# START OF GIVEN RECORDS

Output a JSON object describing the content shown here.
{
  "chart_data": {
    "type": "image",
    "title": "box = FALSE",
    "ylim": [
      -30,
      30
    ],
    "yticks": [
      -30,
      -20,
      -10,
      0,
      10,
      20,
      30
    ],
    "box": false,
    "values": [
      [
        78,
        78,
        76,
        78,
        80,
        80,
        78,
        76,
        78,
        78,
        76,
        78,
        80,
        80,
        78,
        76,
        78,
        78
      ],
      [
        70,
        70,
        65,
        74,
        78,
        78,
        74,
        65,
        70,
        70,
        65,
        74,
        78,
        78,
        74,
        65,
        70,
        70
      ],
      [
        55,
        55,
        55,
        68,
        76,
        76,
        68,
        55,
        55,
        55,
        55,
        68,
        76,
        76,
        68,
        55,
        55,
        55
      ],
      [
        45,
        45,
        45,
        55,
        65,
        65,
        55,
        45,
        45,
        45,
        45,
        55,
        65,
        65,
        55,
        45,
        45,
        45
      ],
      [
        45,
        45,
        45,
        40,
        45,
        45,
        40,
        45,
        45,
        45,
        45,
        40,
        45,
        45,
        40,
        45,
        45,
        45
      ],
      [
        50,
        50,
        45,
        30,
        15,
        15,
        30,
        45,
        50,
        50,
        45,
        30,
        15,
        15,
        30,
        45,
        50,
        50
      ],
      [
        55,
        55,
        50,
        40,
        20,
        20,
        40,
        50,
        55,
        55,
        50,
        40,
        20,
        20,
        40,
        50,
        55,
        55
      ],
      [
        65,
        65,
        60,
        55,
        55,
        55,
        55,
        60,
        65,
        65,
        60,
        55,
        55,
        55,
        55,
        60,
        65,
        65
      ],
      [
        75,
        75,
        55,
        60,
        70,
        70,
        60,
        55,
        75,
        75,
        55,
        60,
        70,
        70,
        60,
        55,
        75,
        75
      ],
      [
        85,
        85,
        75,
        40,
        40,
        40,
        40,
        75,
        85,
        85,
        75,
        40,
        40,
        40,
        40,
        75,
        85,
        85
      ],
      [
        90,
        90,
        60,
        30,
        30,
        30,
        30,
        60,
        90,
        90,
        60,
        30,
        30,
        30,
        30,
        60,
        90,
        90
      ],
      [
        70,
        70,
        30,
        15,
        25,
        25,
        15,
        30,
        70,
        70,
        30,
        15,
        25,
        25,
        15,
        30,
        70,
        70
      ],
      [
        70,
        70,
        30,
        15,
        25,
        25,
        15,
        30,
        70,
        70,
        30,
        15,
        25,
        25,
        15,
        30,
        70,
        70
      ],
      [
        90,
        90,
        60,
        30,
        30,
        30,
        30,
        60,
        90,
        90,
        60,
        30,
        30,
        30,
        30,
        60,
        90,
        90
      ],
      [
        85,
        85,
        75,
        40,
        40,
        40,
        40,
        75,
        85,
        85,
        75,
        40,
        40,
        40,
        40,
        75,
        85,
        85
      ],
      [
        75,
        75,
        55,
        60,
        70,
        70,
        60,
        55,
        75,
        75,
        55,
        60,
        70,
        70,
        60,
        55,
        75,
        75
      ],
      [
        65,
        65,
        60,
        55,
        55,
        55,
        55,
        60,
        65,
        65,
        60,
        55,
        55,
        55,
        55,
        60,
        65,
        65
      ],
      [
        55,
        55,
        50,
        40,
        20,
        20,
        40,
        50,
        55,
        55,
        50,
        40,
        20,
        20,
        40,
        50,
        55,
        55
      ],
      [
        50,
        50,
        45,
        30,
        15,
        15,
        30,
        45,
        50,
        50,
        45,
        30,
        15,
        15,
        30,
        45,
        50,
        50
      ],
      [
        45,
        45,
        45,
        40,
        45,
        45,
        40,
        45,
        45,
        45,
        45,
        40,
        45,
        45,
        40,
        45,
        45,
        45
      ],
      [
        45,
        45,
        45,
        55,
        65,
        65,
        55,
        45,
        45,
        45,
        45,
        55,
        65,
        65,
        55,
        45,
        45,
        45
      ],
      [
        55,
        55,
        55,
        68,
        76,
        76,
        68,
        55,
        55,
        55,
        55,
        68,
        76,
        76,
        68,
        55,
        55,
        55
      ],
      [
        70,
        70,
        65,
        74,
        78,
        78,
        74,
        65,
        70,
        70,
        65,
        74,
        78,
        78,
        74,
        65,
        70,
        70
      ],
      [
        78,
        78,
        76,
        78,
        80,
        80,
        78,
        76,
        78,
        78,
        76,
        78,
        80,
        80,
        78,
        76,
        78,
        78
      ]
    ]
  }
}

# END OF GIVEN RECORDS

**YOUR GOAL:**
Restate the data above word for word, please.

**ANSWER TO THIS EXERCISE:**
Output a JSON object describing the content shown here.
{
  "chart_data": {
    "type": "image",
    "title": "box = FALSE",
    "ylim": [
      -30,
      30
    ],
    "yticks": [
      -30,
      -20,
      -10,
      0,
      10,
      20,
      30
    ],
    "box": false,
    "values": [
      [
        78,
        78,
        76,
        78,
        80,
        80,
        78,
        76,
        78,
        78,
        76,
        78,
        80,
        80,
        78,
        76,
        78,
        78
      ],
      [
        70,
        70,
        65,
        74,
        78,
        78,
        74,
        65,
        70,
        70,
        65,
        74,
        78,
        78,
        74,
        65,
        70,
        70
      ],
      [
        55,
        55,
        55,
        68,
        76,
        76,
        68,
        55,
        55,
        55,
        55,
        68,
        76,
        76,
        68,
        55,
        55,
        55
      ],
      [
        45,
        45,
        45,
        55,
        65,
        65,
        55,
        45,
        45,
        45,
        45,
        55,
        65,
        65,
        55,
        45,
        45,
        45
      ],
      [
        45,
        45,
        45,
        40,
        45,
        45,
        40,
        45,
        45,
        45,
        45,
        40,
        45,
        45,
        40,
        45,
        45,
        45
      ],
      [
        50,
        50,
        45,
        30,
        15,
        15,
        30,
        45,
        50,
        50,
        45,
        30,
        15,
        15,
        30,
        45,
        50,
        50
      ],
      [
        55,
        55,
        50,
        40,
        20,
        20,
        40,
        50,
        55,
        55,
        50,
        40,
        20,
        20,
        40,
        50,
        55,
        55
      ],
      [
        65,
        65,
        60,
        55,
        55,
        55,
        55,
        60,
        65,
        65,
        60,
        55,
        55,
        55,
        55,
        60,
        65,
        65
      ],
      [
        75,
        75,
        55,
        60,
        70,
        70,
        60,
        55,
        75,
        75,
        55,
        60,
        70,
        70,
        60,
        55,
        75,
        75
      ],
      [
        85,
        85,
        75,
        40,
        40,
        40,
        40,
        75,
        85,
        85,
        75,
        40,
        40,
        40,
        40,
        75,
        85,
        85
      ],
      [
        90,
        90,
        60,
        30,
        30,
        30,
        30,
        60,
        90,
        90,
        60,
        30,
        30,
        30,
        30,
        60,
        90,
        90
      ],
      [
        70,
        70,
        30,
        15,
        25,
        25,
        15,
        30,
        70,
        70,
        30,
        15,
        25,
        25,
        15,
        30,
        70,
        70
      ],
      [
        70,
        70,
        30,
        15,
        25,
        25,
        15,
        30,
        70,
        70,
        30,
        15,
        25,
        25,
        15,
        30,
        70,
        70
      ],
      [
        90,
        90,
        60,
        30,
        30,
        30,
        30,
        60,
        90,
        90,
        60,
        30,
        30,
        30,
        30,
        60,
        90,
        90
      ],
      [
        85,
        85,
        75,
        40,
        40,
        40,
        40,
        75,
        85,
        85,
        75,
        40,
        40,
        40,
        40,
        75,
        85,
        85
      ],
      [
        75,
        75,
        55,
        60,
        70,
        70,
        60,
        55,
        75,
        75,
        55,
        60,
        70,
        70,
        60,
        55,
        75,
        75
      ],
      [
        65,
        65,
        60,
        55,
        55,
        55,
        55,
        60,
        65,
        65,
        60,
        55,
        55,
        55,
        55,
        60,
        65,
        65
      ],
      [
        55,
        55,
        50,
        40,
        20,
        20,
        40,
        50,
        55,
        55,
        50,
        40,
        20,
        20,
        40,
        50,
        55,
        55
      ],
      [
        50,
        50,
        45,
        30,
        15,
        15,
        30,
        45,
        50,
        50,
        45,
        30,
        15,
        15,
        30,
        45,
        50,
        50
      ],
      [
        45,
        45,
        45,
        40,
        45,
        45,
        40,
        45,
        45,
        45,
        45,
        40,
        45,
        45,
        40,
        45,
        45,
        45
      ],
      [
        45,
        45,
        45,
        55,
        65,
        65,
        55,
        45,
        45,
        45,
        45,
        55,
        65,
        65,
        55,
        45,
        45,
        45
      ],
      [
        55,
        55,
        55,
        68,
        76,
        76,
        68,
        55,
        55,
        55,
        55,
        68,
        76,
        76,
        68,
        55,
        55,
        55
      ],
      [
        70,
        70,
        65,
        74,
        78,
        78,
        74,
        65,
        70,
        70,
        65,
        74,
        78,
        78,
        74,
        65,
        70,
        70
      ],
      [
        78,
        78,
        76,
        78,
        80,
        80,
        78,
        76,
        78,
        78,
        76,
        78,
        80,
        80,
        78,
        76,
        78,
        78
      ]
    ]
  }
}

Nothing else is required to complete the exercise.